---------- Supplied information

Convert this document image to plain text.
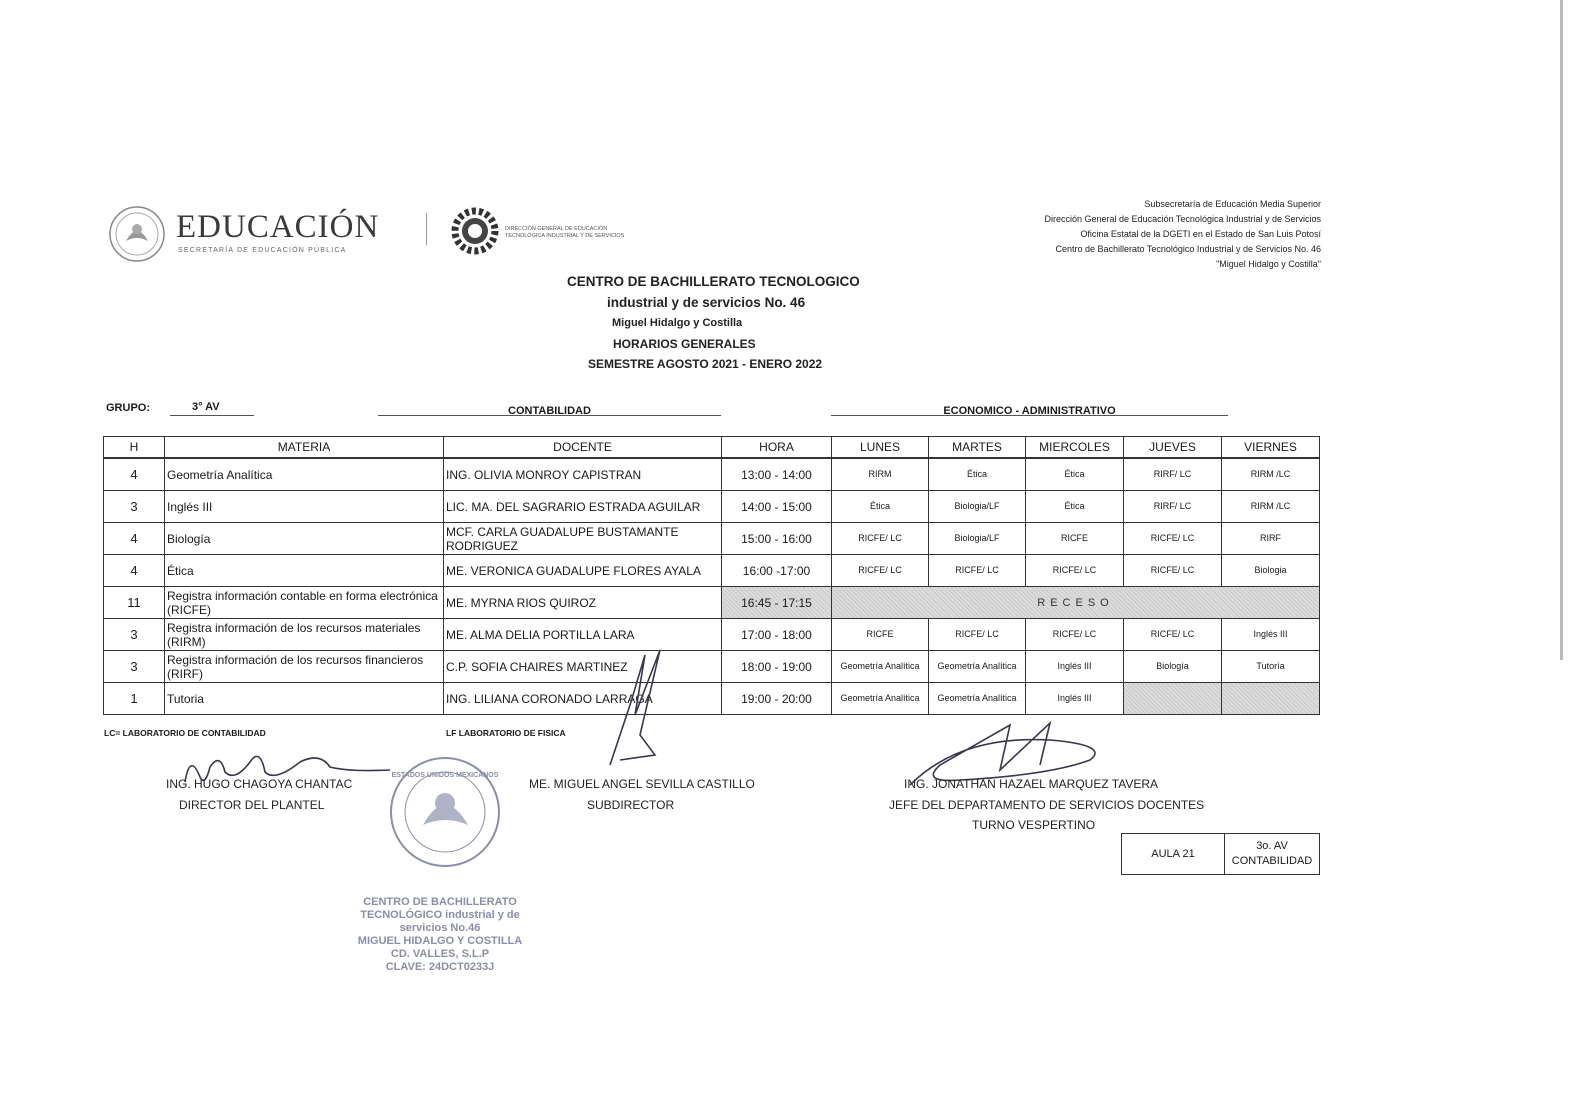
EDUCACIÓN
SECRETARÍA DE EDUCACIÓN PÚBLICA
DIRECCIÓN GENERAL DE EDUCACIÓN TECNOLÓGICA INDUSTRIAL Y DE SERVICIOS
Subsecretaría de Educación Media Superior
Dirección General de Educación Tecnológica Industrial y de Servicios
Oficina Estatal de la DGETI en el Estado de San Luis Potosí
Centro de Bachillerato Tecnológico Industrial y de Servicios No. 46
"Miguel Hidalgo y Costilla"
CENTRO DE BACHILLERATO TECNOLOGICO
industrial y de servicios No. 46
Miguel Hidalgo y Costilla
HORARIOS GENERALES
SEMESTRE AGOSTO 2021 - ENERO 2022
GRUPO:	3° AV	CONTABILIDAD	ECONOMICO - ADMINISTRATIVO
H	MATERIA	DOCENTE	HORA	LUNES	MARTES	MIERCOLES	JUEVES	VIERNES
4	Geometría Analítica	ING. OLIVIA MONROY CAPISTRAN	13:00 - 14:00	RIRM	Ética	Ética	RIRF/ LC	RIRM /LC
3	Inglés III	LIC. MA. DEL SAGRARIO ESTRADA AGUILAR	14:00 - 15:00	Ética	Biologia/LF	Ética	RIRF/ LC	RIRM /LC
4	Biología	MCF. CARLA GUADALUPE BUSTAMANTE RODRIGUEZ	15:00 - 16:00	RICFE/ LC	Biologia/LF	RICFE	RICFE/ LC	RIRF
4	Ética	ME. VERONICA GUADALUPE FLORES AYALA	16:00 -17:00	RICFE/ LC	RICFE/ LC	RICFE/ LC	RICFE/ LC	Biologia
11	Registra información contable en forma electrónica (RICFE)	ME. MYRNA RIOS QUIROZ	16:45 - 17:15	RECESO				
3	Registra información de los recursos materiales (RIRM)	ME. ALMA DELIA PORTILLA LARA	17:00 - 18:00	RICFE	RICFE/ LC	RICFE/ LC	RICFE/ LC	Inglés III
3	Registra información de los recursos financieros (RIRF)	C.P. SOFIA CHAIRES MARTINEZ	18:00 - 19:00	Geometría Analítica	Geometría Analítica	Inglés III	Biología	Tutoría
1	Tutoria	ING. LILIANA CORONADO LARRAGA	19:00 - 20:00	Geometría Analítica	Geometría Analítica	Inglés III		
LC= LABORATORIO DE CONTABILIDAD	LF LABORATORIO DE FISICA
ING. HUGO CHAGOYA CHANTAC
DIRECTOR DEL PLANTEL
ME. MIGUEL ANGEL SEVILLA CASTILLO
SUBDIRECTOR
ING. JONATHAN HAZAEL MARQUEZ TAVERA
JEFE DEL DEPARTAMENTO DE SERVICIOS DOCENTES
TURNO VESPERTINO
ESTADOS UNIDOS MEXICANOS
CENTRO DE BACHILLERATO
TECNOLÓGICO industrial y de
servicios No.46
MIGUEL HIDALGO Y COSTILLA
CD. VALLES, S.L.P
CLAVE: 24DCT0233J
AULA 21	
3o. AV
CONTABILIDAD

--------------------
---------- Supplied information

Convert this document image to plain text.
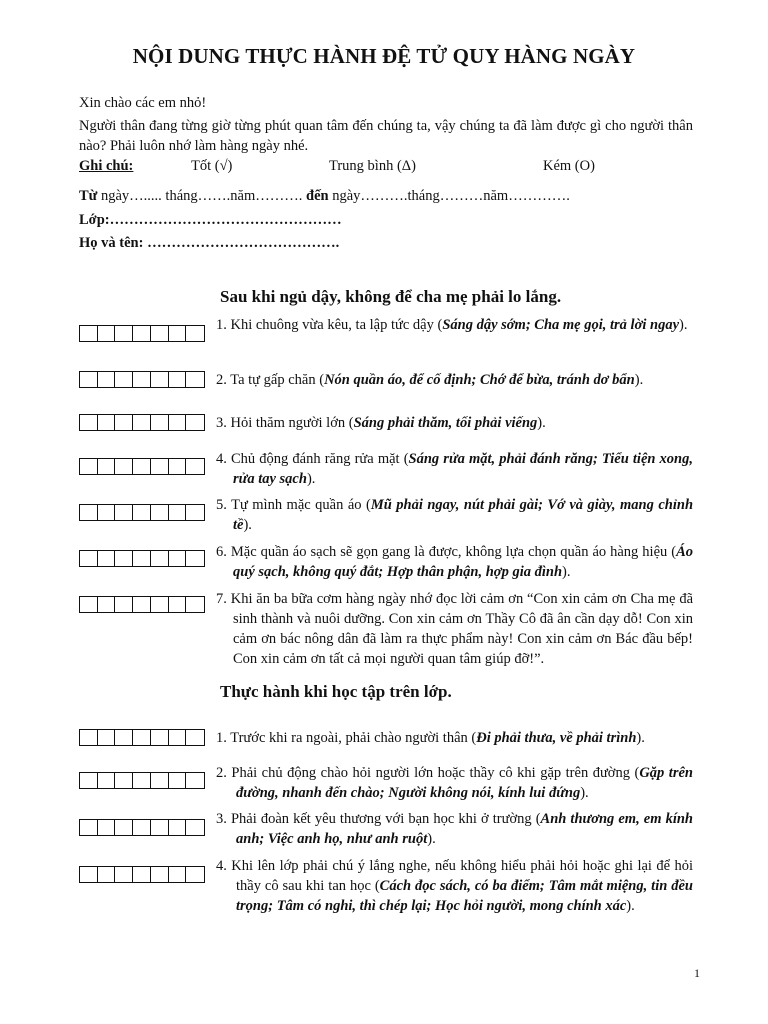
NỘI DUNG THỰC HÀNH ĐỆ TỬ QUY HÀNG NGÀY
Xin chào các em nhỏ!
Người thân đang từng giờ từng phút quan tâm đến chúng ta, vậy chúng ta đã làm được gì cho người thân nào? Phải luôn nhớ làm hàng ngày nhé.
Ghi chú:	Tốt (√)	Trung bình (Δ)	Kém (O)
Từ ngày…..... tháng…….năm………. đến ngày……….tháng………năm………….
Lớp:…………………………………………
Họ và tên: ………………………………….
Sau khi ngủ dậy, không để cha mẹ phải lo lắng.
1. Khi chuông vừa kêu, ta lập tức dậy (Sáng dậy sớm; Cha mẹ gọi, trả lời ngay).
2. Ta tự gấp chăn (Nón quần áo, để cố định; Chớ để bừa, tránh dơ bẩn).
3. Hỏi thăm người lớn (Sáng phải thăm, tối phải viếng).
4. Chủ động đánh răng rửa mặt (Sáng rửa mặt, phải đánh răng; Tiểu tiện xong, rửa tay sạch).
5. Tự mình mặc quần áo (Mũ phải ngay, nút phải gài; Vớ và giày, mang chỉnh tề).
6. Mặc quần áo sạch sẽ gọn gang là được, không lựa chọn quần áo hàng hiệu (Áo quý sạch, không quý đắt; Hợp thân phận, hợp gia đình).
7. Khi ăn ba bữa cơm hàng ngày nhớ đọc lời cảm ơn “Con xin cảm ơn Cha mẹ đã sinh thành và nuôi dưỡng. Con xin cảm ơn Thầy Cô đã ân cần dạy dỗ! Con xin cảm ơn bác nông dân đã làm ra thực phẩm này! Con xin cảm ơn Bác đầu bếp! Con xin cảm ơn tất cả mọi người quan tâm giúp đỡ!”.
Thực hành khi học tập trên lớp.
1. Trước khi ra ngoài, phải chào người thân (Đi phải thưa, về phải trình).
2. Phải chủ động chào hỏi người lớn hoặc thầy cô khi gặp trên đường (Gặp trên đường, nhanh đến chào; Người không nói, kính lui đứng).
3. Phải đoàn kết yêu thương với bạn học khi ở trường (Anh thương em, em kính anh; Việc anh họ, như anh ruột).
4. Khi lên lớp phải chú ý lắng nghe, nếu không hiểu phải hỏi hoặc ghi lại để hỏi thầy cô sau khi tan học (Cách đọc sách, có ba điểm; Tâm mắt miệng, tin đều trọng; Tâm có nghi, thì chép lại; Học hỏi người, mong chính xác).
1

--------------------

In the listing above, find the lines holding the word "Geometría" and copy them.

4	Geometría Analítica	ING. OLIVIA MONROY CAPISTRAN	13:00 - 14:00	RIRM	Ética	Ética	RIRF/ LC	RIRM /LC
3	Registra información de los recursos financieros (RIRF)	C.P. SOFIA CHAIRES MARTINEZ	18:00 - 19:00	Geometría Analítica	Geometría Analítica	Inglés III	Biología	Tutoría
1	Tutoria	ING. LILIANA CORONADO LARRAGA	19:00 - 20:00	Geometría Analítica	Geometría Analítica	Inglés III		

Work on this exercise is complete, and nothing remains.